*THE PROBLEM*.
Give the material again in full, matching it exactly.

[Data items]

-------------------------

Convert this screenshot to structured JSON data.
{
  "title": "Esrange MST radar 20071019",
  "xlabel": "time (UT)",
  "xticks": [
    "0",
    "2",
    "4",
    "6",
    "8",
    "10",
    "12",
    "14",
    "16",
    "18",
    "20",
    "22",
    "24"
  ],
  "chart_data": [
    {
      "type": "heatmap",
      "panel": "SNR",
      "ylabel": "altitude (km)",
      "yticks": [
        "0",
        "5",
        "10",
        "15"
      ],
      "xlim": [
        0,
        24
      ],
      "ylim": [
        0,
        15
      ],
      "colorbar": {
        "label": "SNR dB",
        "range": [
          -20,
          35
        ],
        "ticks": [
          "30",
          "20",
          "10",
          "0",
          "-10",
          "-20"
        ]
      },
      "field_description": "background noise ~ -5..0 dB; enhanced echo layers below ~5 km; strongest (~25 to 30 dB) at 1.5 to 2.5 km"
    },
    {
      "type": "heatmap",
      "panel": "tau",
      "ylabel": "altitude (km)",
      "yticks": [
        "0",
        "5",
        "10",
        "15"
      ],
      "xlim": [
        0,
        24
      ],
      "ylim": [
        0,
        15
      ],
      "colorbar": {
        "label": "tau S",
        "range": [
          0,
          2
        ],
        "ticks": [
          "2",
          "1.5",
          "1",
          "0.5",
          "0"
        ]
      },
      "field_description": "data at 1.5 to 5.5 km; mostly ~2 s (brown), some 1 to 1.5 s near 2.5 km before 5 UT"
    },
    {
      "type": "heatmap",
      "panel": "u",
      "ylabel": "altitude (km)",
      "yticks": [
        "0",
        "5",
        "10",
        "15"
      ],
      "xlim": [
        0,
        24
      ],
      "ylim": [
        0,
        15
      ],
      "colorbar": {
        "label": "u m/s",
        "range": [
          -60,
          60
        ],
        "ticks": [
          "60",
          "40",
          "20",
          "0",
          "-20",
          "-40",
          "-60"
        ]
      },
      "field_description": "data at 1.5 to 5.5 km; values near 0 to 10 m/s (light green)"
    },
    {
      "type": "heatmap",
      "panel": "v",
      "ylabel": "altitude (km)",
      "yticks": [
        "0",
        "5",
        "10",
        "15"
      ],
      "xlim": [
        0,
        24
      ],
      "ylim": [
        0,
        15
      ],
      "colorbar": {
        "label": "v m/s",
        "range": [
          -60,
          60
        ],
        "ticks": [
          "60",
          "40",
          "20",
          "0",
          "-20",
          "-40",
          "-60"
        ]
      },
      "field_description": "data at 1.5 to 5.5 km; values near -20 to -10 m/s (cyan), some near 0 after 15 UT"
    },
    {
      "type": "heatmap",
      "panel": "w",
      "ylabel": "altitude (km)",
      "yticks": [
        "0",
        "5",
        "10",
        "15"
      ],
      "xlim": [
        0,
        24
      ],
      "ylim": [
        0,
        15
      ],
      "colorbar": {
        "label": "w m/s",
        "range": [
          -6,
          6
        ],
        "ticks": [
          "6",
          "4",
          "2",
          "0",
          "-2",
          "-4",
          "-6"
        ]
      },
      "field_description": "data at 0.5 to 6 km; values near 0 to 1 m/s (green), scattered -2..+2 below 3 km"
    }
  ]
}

-------------------------

*EXERCISE ANSWER*.
Convert this screenshot to structured JSON data.
{
  "title": "Esrange MST radar 20071019",
  "xlabel": "time (UT)",
  "xticks": [
    "0",
    "2",
    "4",
    "6",
    "8",
    "10",
    "12",
    "14",
    "16",
    "18",
    "20",
    "22",
    "24"
  ],
  "chart_data": [
    {
      "type": "heatmap",
      "panel": "SNR",
      "ylabel": "altitude (km)",
      "yticks": [
        "0",
        "5",
        "10",
        "15"
      ],
      "xlim": [
        0,
        24
      ],
      "ylim": [
        0,
        15
      ],
      "colorbar": {
        "label": "SNR dB",
        "range": [
          -20,
          35
        ],
        "ticks": [
          "30",
          "20",
          "10",
          "0",
          "-10",
          "-20"
        ]
      },
      "field_description": "background noise ~ -5..0 dB; enhanced echo layers below ~5 km; strongest (~25 to 30 dB) at 1.5 to 2.5 km"
    },
    {
      "type": "heatmap",
      "panel": "tau",
      "ylabel": "altitude (km)",
      "yticks": [
        "0",
        "5",
        "10",
        "15"
      ],
      "xlim": [
        0,
        24
      ],
      "ylim": [
        0,
        15
      ],
      "colorbar": {
        "label": "tau S",
        "range": [
          0,
          2
        ],
        "ticks": [
          "2",
          "1.5",
          "1",
          "0.5",
          "0"
        ]
      },
      "field_description": "data at 1.5 to 5.5 km; mostly ~2 s (brown), some 1 to 1.5 s near 2.5 km before 5 UT"
    },
    {
      "type": "heatmap",
      "panel": "u",
      "ylabel": "altitude (km)",
      "yticks": [
        "0",
        "5",
        "10",
        "15"
      ],
      "xlim": [
        0,
        24
      ],
      "ylim": [
        0,
        15
      ],
      "colorbar": {
        "label": "u m/s",
        "range": [
          -60,
          60
        ],
        "ticks": [
          "60",
          "40",
          "20",
          "0",
          "-20",
          "-40",
          "-60"
        ]
      },
      "field_description": "data at 1.5 to 5.5 km; values near 0 to 10 m/s (light green)"
    },
    {
      "type": "heatmap",
      "panel": "v",
      "ylabel": "altitude (km)",
      "yticks": [
        "0",
        "5",
        "10",
        "15"
      ],
      "xlim": [
        0,
        24
      ],
      "ylim": [
        0,
        15
      ],
      "colorbar": {
        "label": "v m/s",
        "range": [
          -60,
          60
        ],
        "ticks": [
          "60",
          "40",
          "20",
          "0",
          "-20",
          "-40",
          "-60"
        ]
      },
      "field_description": "data at 1.5 to 5.5 km; values near -20 to -10 m/s (cyan), some near 0 after 15 UT"
    },
    {
      "type": "heatmap",
      "panel": "w",
      "ylabel": "altitude (km)",
      "yticks": [
        "0",
        "5",
        "10",
        "15"
      ],
      "xlim": [
        0,
        24
      ],
      "ylim": [
        0,
        15
      ],
      "colorbar": {
        "label": "w m/s",
        "range": [
          -6,
          6
        ],
        "ticks": [
          "6",
          "4",
          "2",
          "0",
          "-2",
          "-4",
          "-6"
        ]
      },
      "field_description": "data at 0.5 to 6 km; values near 0 to 1 m/s (green), scattered -2..+2 below 3 km"
    }
  ]
}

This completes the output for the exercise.